> _WORK TO COMPLETE_
Quote the entries in full, character for character, without their images.

-------- EXTRACTED INFORMATION --------

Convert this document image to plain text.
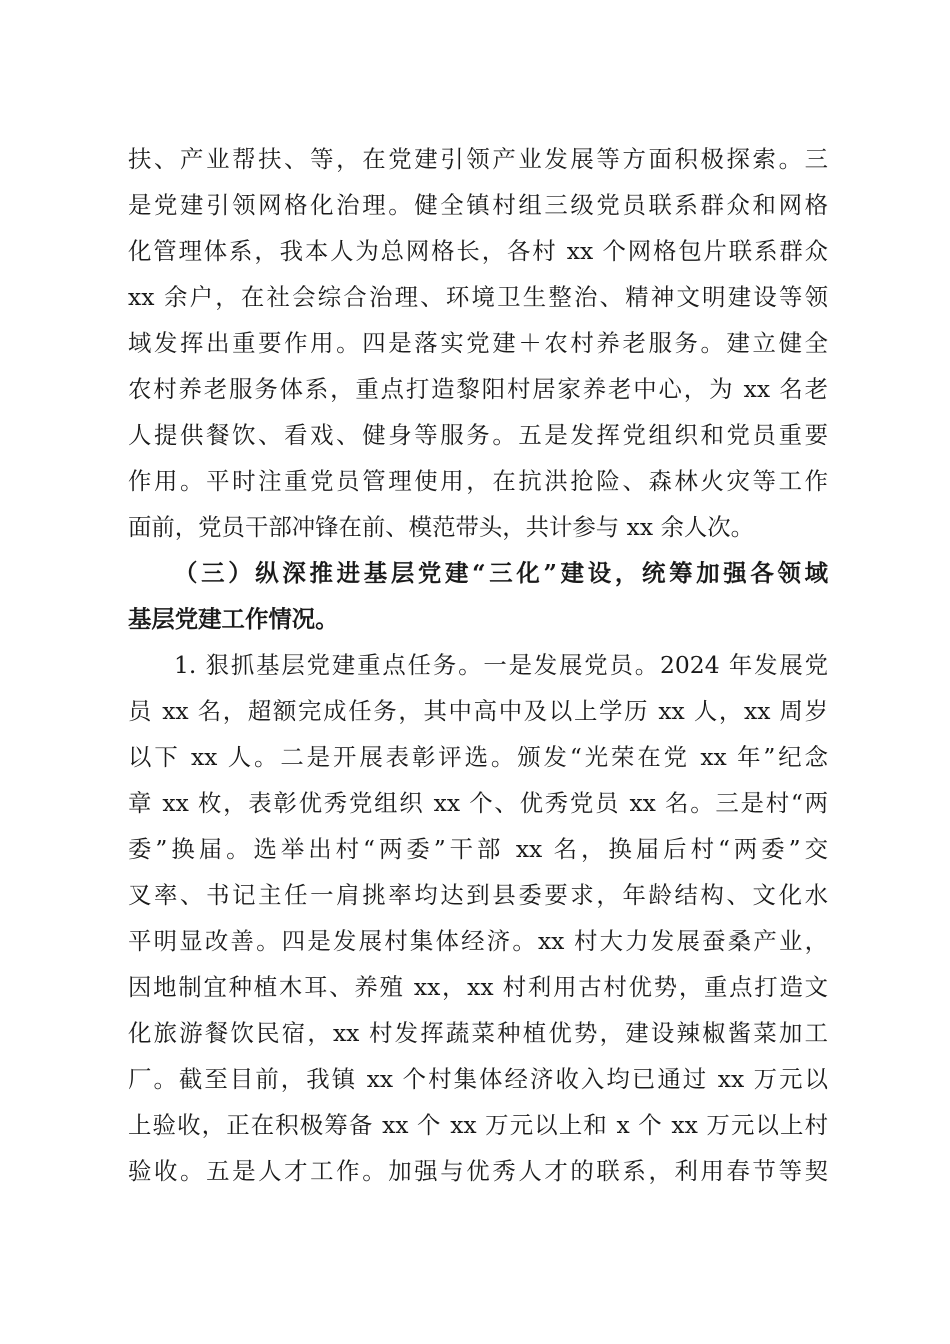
扶、产业帮扶、等，在党建引领产业发展等方面积极探索。三
是党建引领网格化治理。健全镇村组三级党员联系群众和网格
化管理体系，我本人为总网格长，各村 xx 个网格包片联系群众
xx 余户，在社会综合治理、环境卫生整治、精神文明建设等领
域发挥出重要作用。四是落实党建＋农村养老服务。建立健全
农村养老服务体系，重点打造黎阳村居家养老中心，为 xx 名老
人提供餐饮、看戏、健身等服务。五是发挥党组织和党员重要
作用。平时注重党员管理使用，在抗洪抢险、森林火灾等工作
面前，党员干部冲锋在前、模范带头，共计参与 xx 余人次。
（三）纵深推进基层党建“三化”建设，统筹加强各领域
基层党建工作情况。
1. 狠抓基层党建重点任务。一是发展党员。2024 年发展党
员 xx 名，超额完成任务，其中高中及以上学历 xx 人，xx 周岁
以下 xx 人。二是开展表彰评选。颁发“光荣在党 xx 年”纪念
章 xx 枚，表彰优秀党组织 xx 个、优秀党员 xx 名。三是村“两
委”换届。选举出村“两委”干部 xx 名，换届后村“两委”交
叉率、书记主任一肩挑率均达到县委要求，年龄结构、文化水
平明显改善。四是发展村集体经济。xx 村大力发展蚕桑产业，
因地制宜种植木耳、养殖 xx，xx 村利用古村优势，重点打造文
化旅游餐饮民宿，xx 村发挥蔬菜种植优势，建设辣椒酱菜加工
厂。截至目前，我镇 xx 个村集体经济收入均已通过 xx 万元以
上验收，正在积极筹备 xx 个 xx 万元以上和 x 个 xx 万元以上村
验收。五是人才工作。加强与优秀人才的联系，利用春节等契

--------

> _RESPONSE TO THIS EXERCISE_
Convert this document image to plain text.
扶、产业帮扶、等，在党建引领产业发展等方面积极探索。三
是党建引领网格化治理。健全镇村组三级党员联系群众和网格
化管理体系，我本人为总网格长，各村 xx 个网格包片联系群众
xx 余户，在社会综合治理、环境卫生整治、精神文明建设等领
域发挥出重要作用。四是落实党建＋农村养老服务。建立健全
农村养老服务体系，重点打造黎阳村居家养老中心，为 xx 名老
人提供餐饮、看戏、健身等服务。五是发挥党组织和党员重要
作用。平时注重党员管理使用，在抗洪抢险、森林火灾等工作
面前，党员干部冲锋在前、模范带头，共计参与 xx 余人次。
（三）纵深推进基层党建“三化”建设，统筹加强各领域
基层党建工作情况。
1. 狠抓基层党建重点任务。一是发展党员。2024 年发展党
员 xx 名，超额完成任务，其中高中及以上学历 xx 人，xx 周岁
以下 xx 人。二是开展表彰评选。颁发“光荣在党 xx 年”纪念
章 xx 枚，表彰优秀党组织 xx 个、优秀党员 xx 名。三是村“两
委”换届。选举出村“两委”干部 xx 名，换届后村“两委”交
叉率、书记主任一肩挑率均达到县委要求，年龄结构、文化水
平明显改善。四是发展村集体经济。xx 村大力发展蚕桑产业，
因地制宜种植木耳、养殖 xx，xx 村利用古村优势，重点打造文
化旅游餐饮民宿，xx 村发挥蔬菜种植优势，建设辣椒酱菜加工
厂。截至目前，我镇 xx 个村集体经济收入均已通过 xx 万元以
上验收，正在积极筹备 xx 个 xx 万元以上和 x 个 xx 万元以上村
验收。五是人才工作。加强与优秀人才的联系，利用春节等契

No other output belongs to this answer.